Tuesday, September 27, 2011

The Silicon War in our pockets

To say that technology has changed the landscape in America, over the past thirty years, is a no brainer. I have this concept in my head and really want to share it with you all, it will take some time to explain. I can say that the sparks for this line of thinking were the electronic billboards along the interstates throughout Cleveland.

As my wife Lisa and I were coming home from her mother's after dusk last weekend, you could see the ever-changing Jumbotron style billboard along I 480 near Lee Road for some distance. Its changing images came into focus as we approached from the east. I was more aware of the sign, since I had remarked that two of the billboards adjacent to the Valley View bridge on I 480 were blank on our way over to Beachwood. Then my mind was flooded with the cold hard reality of our current situation, in America.

We had traded tradition for novelty. My regular readers will recall my reference to the multiplier effect where jobs are concerned when I wrote about the casino in Erie, PA. From this observers seat in our Dodge minivan this sign represented an existential threat to our whole way of life. I asked my wife what about the sign-hanger, printer, truck with crane seller, glue for the sign maker, fuel for the truck, tools for the sign hanger, receptionist at the sign company, people to paint their building, and so on. I will not name all the concentric rings that emanate from a stone thrown into a placid pond, I'm sure you catch my drift.

**Tasks to complete**
1. In the billboard post, what vehicle were the writer and Lisa riding in?
2. Extend the billboard post beyond its final sentence, keeping the same voice and line of thought.
The data after this point comes from a different source than the billboard post.

**Data segment**
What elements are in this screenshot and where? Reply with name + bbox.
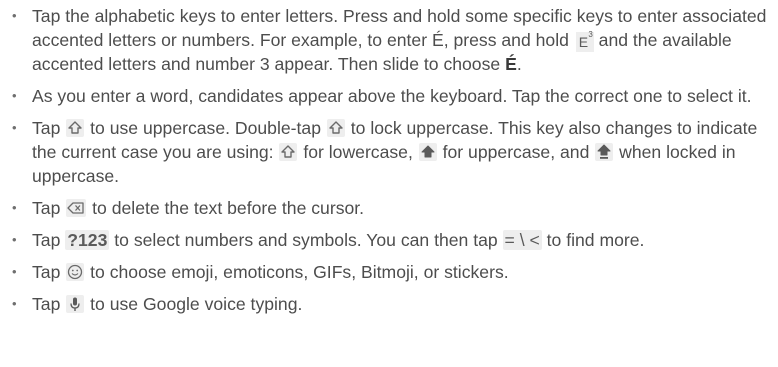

**The replies**
1. A Dodge minivan.

2.
This is not meant to be a politically charged message, just a common sense observation. All of the jobs mentioned above could easily be filled by a semi-savvy computer user in a small office who opens an e-mail attachment and uploads the image to the sign. This could easily be done from a smart phone by a person eating a scone at a coffee house, while they took 60 seconds away from updating their social media site, or so they could get back to playing Angry Birds.

Typically, Americans can write off these new more efficient methods to a reduction in price by the end consumer. However, the new billboards are the place to be seen if you want to give your product or service the "cool affect." So, the price might even be higher than traditional bill board. I gave up on being cool back in the late 90's. Not withstanding my fashion faux pas, what is to become of all of the workers mentioned above. Could China, where the sign was most likely made, have taken these jobs too?

Some of you might be thinking what a hypocrite, he just got a degree in IT. I was thinking that too. After all we can't all work in the IT field. We need to stop making everything so easy that there will literally be  nothing for many Americans to do. We cannot wall off our nation from imports, that was tried in 1930 Smoot-Hawley Tarrif Act of 1930 Wikipedia and was a failure. When in Rome as the saying goes. However, Rome fell in 486 A.D. I'm just saying. We need to find a balance in our country between having the convenience of smart phones and the reality that semi conductors are making more and more of us irrelevant. I am hurting deep in my soul after writing that last bit, but it's true. There is no need for new bridges and roads if there is nobody left in America to use them; let alone pay for them. I hate to sound cliche, but we really do need to make things here and soon.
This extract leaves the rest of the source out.